## Working data:
* * * * * * *

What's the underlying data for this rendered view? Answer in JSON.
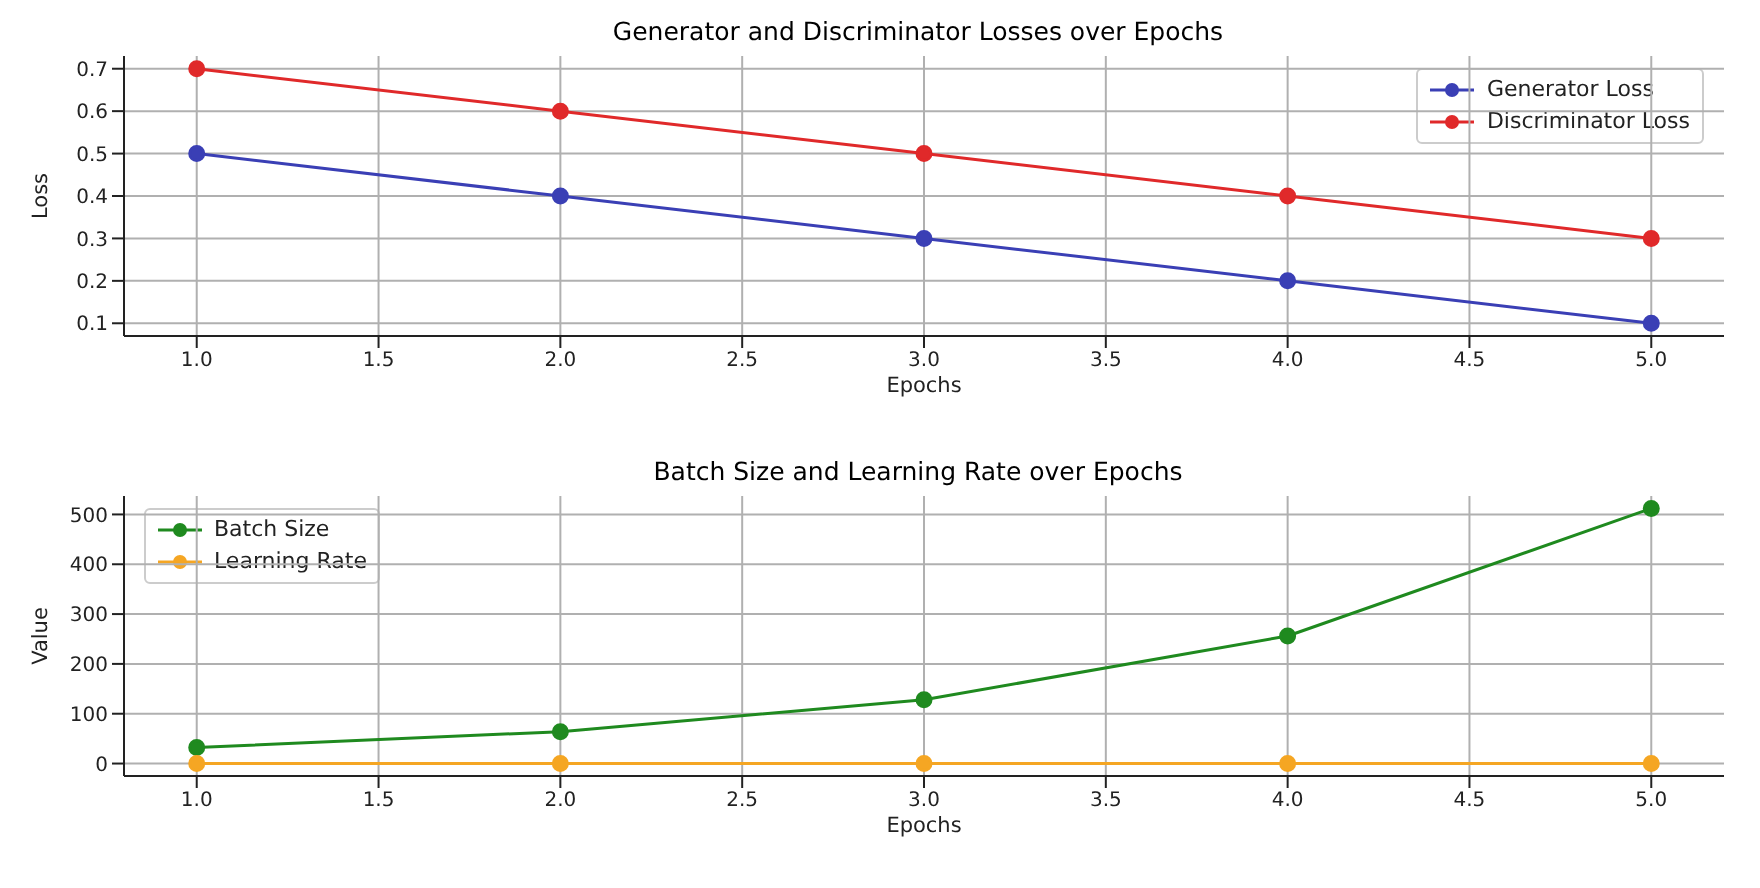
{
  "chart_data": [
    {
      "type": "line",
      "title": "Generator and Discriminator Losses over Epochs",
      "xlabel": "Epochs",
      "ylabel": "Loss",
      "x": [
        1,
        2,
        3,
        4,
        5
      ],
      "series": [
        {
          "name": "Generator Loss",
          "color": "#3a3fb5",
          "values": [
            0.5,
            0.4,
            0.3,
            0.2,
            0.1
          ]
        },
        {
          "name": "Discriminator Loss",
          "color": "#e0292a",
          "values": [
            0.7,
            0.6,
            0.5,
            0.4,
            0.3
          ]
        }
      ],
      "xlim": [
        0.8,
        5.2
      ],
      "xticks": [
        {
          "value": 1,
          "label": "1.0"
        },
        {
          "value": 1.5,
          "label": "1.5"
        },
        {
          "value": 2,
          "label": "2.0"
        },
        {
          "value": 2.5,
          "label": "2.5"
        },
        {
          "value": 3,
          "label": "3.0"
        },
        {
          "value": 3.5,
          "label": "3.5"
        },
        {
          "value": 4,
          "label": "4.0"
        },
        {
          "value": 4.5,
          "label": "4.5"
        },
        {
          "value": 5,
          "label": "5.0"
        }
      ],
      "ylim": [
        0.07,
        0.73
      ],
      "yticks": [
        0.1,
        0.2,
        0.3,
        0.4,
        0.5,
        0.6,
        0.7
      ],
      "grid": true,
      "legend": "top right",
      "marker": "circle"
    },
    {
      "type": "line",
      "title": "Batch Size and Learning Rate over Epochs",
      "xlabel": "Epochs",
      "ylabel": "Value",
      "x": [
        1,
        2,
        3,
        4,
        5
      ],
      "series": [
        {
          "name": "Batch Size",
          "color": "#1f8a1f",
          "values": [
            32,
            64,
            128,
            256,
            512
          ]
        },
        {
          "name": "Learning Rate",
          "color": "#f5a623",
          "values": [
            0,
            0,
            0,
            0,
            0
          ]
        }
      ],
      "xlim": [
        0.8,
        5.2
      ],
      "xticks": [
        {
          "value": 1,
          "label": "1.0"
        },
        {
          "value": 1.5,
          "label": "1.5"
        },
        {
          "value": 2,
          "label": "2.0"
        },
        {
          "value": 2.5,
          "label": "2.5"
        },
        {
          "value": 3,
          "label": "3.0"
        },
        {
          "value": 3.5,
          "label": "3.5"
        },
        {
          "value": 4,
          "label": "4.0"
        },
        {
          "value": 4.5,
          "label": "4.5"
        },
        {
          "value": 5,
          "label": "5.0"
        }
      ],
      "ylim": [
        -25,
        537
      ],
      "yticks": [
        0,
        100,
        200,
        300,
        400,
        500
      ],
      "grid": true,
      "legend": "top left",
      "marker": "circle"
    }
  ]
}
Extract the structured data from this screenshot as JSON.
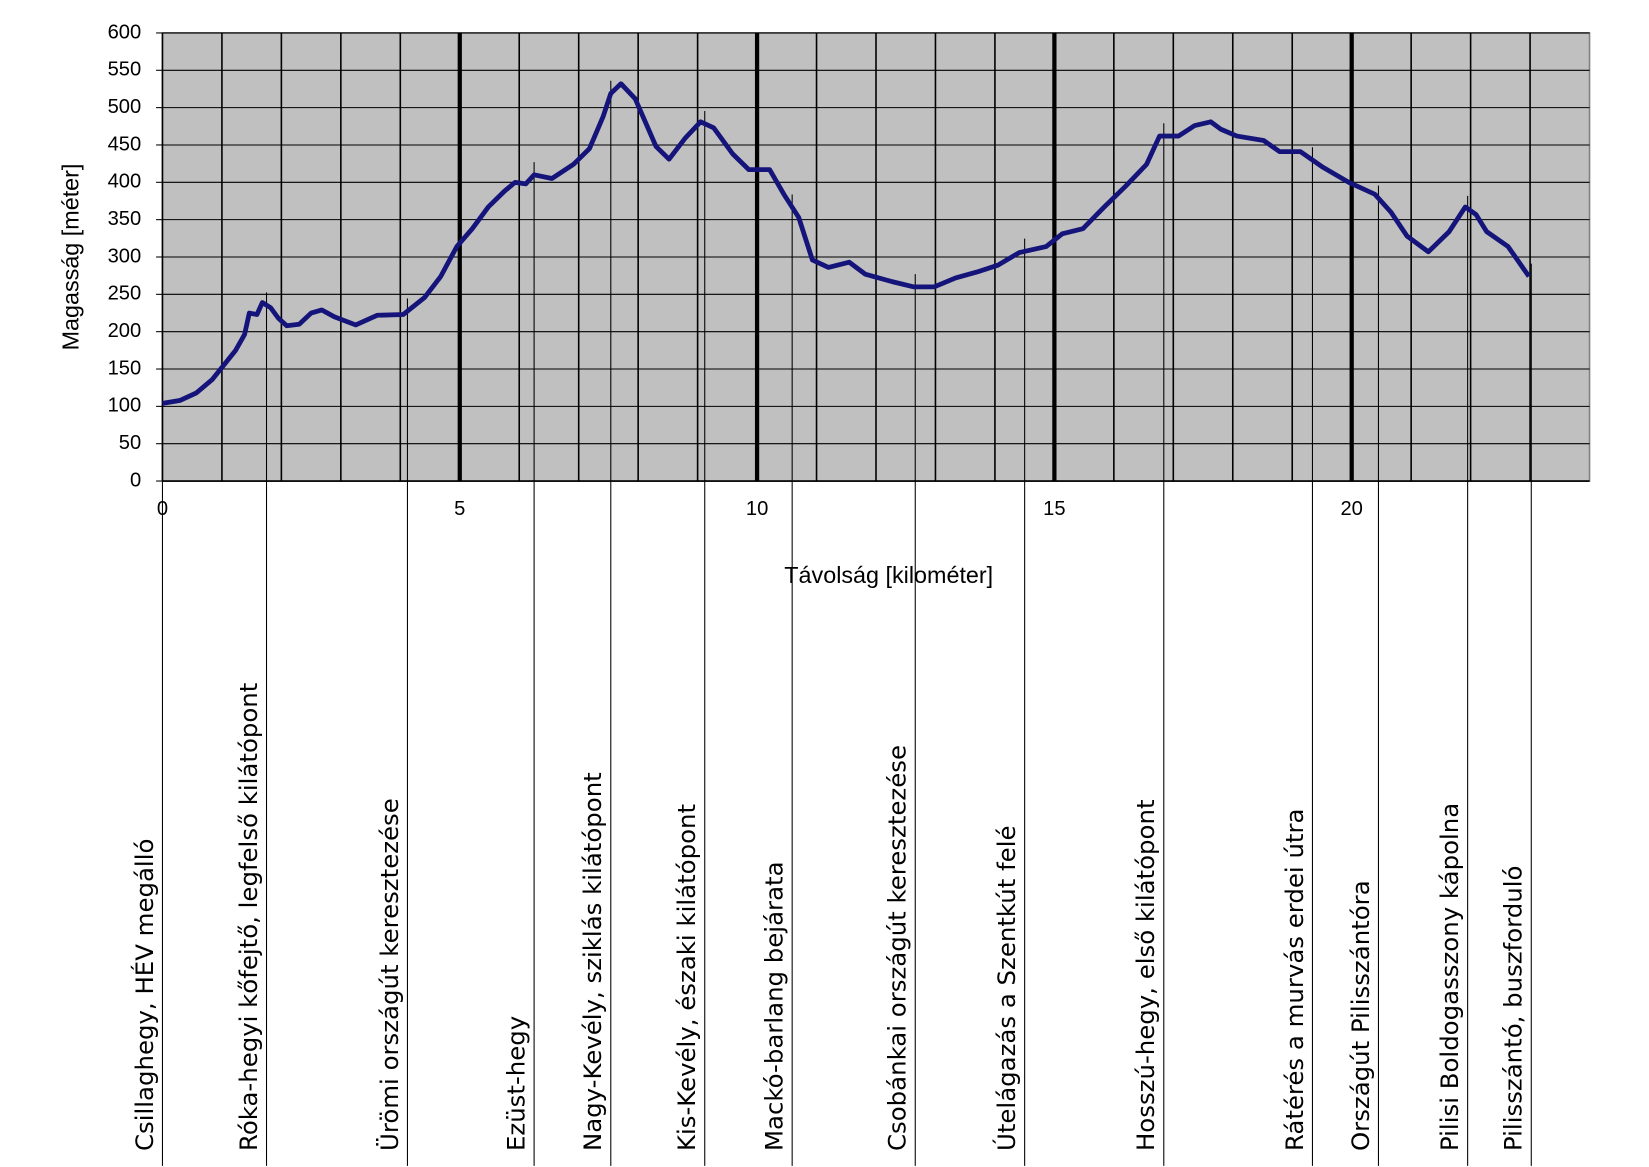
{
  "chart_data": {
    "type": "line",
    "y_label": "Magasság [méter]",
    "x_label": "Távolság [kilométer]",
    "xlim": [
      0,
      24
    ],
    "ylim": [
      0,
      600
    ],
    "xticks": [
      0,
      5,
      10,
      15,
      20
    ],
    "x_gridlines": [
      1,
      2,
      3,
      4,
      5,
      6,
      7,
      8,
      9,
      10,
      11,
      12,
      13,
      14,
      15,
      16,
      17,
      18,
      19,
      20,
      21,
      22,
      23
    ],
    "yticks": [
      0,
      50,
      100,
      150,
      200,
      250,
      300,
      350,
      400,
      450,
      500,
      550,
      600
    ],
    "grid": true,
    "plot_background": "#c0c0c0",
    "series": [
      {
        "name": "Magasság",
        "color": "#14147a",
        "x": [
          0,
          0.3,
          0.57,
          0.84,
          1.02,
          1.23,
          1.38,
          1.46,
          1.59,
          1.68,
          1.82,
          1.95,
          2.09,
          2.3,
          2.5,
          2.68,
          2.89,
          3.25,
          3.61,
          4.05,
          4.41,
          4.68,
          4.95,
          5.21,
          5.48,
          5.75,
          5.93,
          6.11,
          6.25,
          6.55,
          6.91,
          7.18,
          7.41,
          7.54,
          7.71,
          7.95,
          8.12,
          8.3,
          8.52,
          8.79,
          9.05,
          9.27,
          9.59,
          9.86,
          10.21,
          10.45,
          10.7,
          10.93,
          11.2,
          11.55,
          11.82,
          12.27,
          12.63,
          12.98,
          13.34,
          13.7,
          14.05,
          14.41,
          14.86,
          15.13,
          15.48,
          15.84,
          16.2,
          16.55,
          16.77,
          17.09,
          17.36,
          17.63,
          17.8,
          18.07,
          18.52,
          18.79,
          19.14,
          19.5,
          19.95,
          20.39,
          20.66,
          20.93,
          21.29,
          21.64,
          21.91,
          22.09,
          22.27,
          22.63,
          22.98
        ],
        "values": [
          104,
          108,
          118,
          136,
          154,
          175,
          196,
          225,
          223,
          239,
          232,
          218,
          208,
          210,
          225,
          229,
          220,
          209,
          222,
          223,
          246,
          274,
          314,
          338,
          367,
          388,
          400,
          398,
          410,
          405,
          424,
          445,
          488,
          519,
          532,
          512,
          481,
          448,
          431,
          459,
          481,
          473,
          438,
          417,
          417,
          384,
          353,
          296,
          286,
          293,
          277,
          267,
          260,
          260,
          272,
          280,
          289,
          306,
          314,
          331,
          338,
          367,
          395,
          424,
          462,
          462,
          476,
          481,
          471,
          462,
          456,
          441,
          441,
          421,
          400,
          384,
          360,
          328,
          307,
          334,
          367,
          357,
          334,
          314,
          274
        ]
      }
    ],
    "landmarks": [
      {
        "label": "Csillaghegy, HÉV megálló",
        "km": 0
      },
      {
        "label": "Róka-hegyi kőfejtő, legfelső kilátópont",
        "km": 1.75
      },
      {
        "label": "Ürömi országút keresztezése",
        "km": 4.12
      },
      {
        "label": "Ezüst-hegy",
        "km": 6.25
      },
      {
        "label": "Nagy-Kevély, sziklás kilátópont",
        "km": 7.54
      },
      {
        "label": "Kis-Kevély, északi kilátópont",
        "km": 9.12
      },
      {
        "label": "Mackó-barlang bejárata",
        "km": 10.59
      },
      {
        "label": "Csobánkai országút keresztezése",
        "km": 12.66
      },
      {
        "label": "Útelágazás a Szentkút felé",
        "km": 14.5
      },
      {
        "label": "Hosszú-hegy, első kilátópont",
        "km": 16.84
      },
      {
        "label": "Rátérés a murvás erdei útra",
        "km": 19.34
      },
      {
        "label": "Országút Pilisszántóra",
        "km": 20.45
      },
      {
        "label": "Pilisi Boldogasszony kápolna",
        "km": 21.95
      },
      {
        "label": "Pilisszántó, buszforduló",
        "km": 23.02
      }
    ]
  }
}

* * * * * * *

## Exercise description:
The records above must be transcribed exactly. Pictures are left out of the copy.

## Result of the exercise:
What's the underlying data for this rendered view? Answer in JSON.
{
  "chart_data": [
    {
      "type": "line",
      "title": "Generator and Discriminator Losses over Epochs",
      "xlabel": "Epochs",
      "ylabel": "Loss",
      "x": [
        1,
        2,
        3,
        4,
        5
      ],
      "series": [
        {
          "name": "Generator Loss",
          "color": "#3a3fb5",
          "values": [
            0.5,
            0.4,
            0.3,
            0.2,
            0.1
          ]
        },
        {
          "name": "Discriminator Loss",
          "color": "#e0292a",
          "values": [
            0.7,
            0.6,
            0.5,
            0.4,
            0.3
          ]
        }
      ],
      "xlim": [
        0.8,
        5.2
      ],
      "xticks": [
        {
          "value": 1,
          "label": "1.0"
        },
        {
          "value": 1.5,
          "label": "1.5"
        },
        {
          "value": 2,
          "label": "2.0"
        },
        {
          "value": 2.5,
          "label": "2.5"
        },
        {
          "value": 3,
          "label": "3.0"
        },
        {
          "value": 3.5,
          "label": "3.5"
        },
        {
          "value": 4,
          "label": "4.0"
        },
        {
          "value": 4.5,
          "label": "4.5"
        },
        {
          "value": 5,
          "label": "5.0"
        }
      ],
      "ylim": [
        0.07,
        0.73
      ],
      "yticks": [
        0.1,
        0.2,
        0.3,
        0.4,
        0.5,
        0.6,
        0.7
      ],
      "grid": true,
      "legend": "top right",
      "marker": "circle"
    },
    {
      "type": "line",
      "title": "Batch Size and Learning Rate over Epochs",
      "xlabel": "Epochs",
      "ylabel": "Value",
      "x": [
        1,
        2,
        3,
        4,
        5
      ],
      "series": [
        {
          "name": "Batch Size",
          "color": "#1f8a1f",
          "values": [
            32,
            64,
            128,
            256,
            512
          ]
        },
        {
          "name": "Learning Rate",
          "color": "#f5a623",
          "values": [
            0,
            0,
            0,
            0,
            0
          ]
        }
      ],
      "xlim": [
        0.8,
        5.2
      ],
      "xticks": [
        {
          "value": 1,
          "label": "1.0"
        },
        {
          "value": 1.5,
          "label": "1.5"
        },
        {
          "value": 2,
          "label": "2.0"
        },
        {
          "value": 2.5,
          "label": "2.5"
        },
        {
          "value": 3,
          "label": "3.0"
        },
        {
          "value": 3.5,
          "label": "3.5"
        },
        {
          "value": 4,
          "label": "4.0"
        },
        {
          "value": 4.5,
          "label": "4.5"
        },
        {
          "value": 5,
          "label": "5.0"
        }
      ],
      "ylim": [
        -25,
        537
      ],
      "yticks": [
        0,
        100,
        200,
        300,
        400,
        500
      ],
      "grid": true,
      "legend": "top left",
      "marker": "circle"
    }
  ]
}
Extract the structured data from this screenshot as JSON.
{
  "chart_data": {
    "type": "line",
    "y_label": "Magasság [méter]",
    "x_label": "Távolság [kilométer]",
    "xlim": [
      0,
      24
    ],
    "ylim": [
      0,
      600
    ],
    "xticks": [
      0,
      5,
      10,
      15,
      20
    ],
    "x_gridlines": [
      1,
      2,
      3,
      4,
      5,
      6,
      7,
      8,
      9,
      10,
      11,
      12,
      13,
      14,
      15,
      16,
      17,
      18,
      19,
      20,
      21,
      22,
      23
    ],
    "yticks": [
      0,
      50,
      100,
      150,
      200,
      250,
      300,
      350,
      400,
      450,
      500,
      550,
      600
    ],
    "grid": true,
    "plot_background": "#c0c0c0",
    "series": [
      {
        "name": "Magasság",
        "color": "#14147a",
        "x": [
          0,
          0.3,
          0.57,
          0.84,
          1.02,
          1.23,
          1.38,
          1.46,
          1.59,
          1.68,
          1.82,
          1.95,
          2.09,
          2.3,
          2.5,
          2.68,
          2.89,
          3.25,
          3.61,
          4.05,
          4.41,
          4.68,
          4.95,
          5.21,
          5.48,
          5.75,
          5.93,
          6.11,
          6.25,
          6.55,
          6.91,
          7.18,
          7.41,
          7.54,
          7.71,
          7.95,
          8.12,
          8.3,
          8.52,
          8.79,
          9.05,
          9.27,
          9.59,
          9.86,
          10.21,
          10.45,
          10.7,
          10.93,
          11.2,
          11.55,
          11.82,
          12.27,
          12.63,
          12.98,
          13.34,
          13.7,
          14.05,
          14.41,
          14.86,
          15.13,
          15.48,
          15.84,
          16.2,
          16.55,
          16.77,
          17.09,
          17.36,
          17.63,
          17.8,
          18.07,
          18.52,
          18.79,
          19.14,
          19.5,
          19.95,
          20.39,
          20.66,
          20.93,
          21.29,
          21.64,
          21.91,
          22.09,
          22.27,
          22.63,
          22.98
        ],
        "values": [
          104,
          108,
          118,
          136,
          154,
          175,
          196,
          225,
          223,
          239,
          232,
          218,
          208,
          210,
          225,
          229,
          220,
          209,
          222,
          223,
          246,
          274,
          314,
          338,
          367,
          388,
          400,
          398,
          410,
          405,
          424,
          445,
          488,
          519,
          532,
          512,
          481,
          448,
          431,
          459,
          481,
          473,
          438,
          417,
          417,
          384,
          353,
          296,
          286,
          293,
          277,
          267,
          260,
          260,
          272,
          280,
          289,
          306,
          314,
          331,
          338,
          367,
          395,
          424,
          462,
          462,
          476,
          481,
          471,
          462,
          456,
          441,
          441,
          421,
          400,
          384,
          360,
          328,
          307,
          334,
          367,
          357,
          334,
          314,
          274
        ]
      }
    ],
    "landmarks": [
      {
        "label": "Csillaghegy, HÉV megálló",
        "km": 0
      },
      {
        "label": "Róka-hegyi kőfejtő, legfelső kilátópont",
        "km": 1.75
      },
      {
        "label": "Ürömi országút keresztezése",
        "km": 4.12
      },
      {
        "label": "Ezüst-hegy",
        "km": 6.25
      },
      {
        "label": "Nagy-Kevély, sziklás kilátópont",
        "km": 7.54
      },
      {
        "label": "Kis-Kevély, északi kilátópont",
        "km": 9.12
      },
      {
        "label": "Mackó-barlang bejárata",
        "km": 10.59
      },
      {
        "label": "Csobánkai országút keresztezése",
        "km": 12.66
      },
      {
        "label": "Útelágazás a Szentkút felé",
        "km": 14.5
      },
      {
        "label": "Hosszú-hegy, első kilátópont",
        "km": 16.84
      },
      {
        "label": "Rátérés a murvás erdei útra",
        "km": 19.34
      },
      {
        "label": "Országút Pilisszántóra",
        "km": 20.45
      },
      {
        "label": "Pilisi Boldogasszony kápolna",
        "km": 21.95
      },
      {
        "label": "Pilisszántó, buszforduló",
        "km": 23.02
      }
    ]
  }
}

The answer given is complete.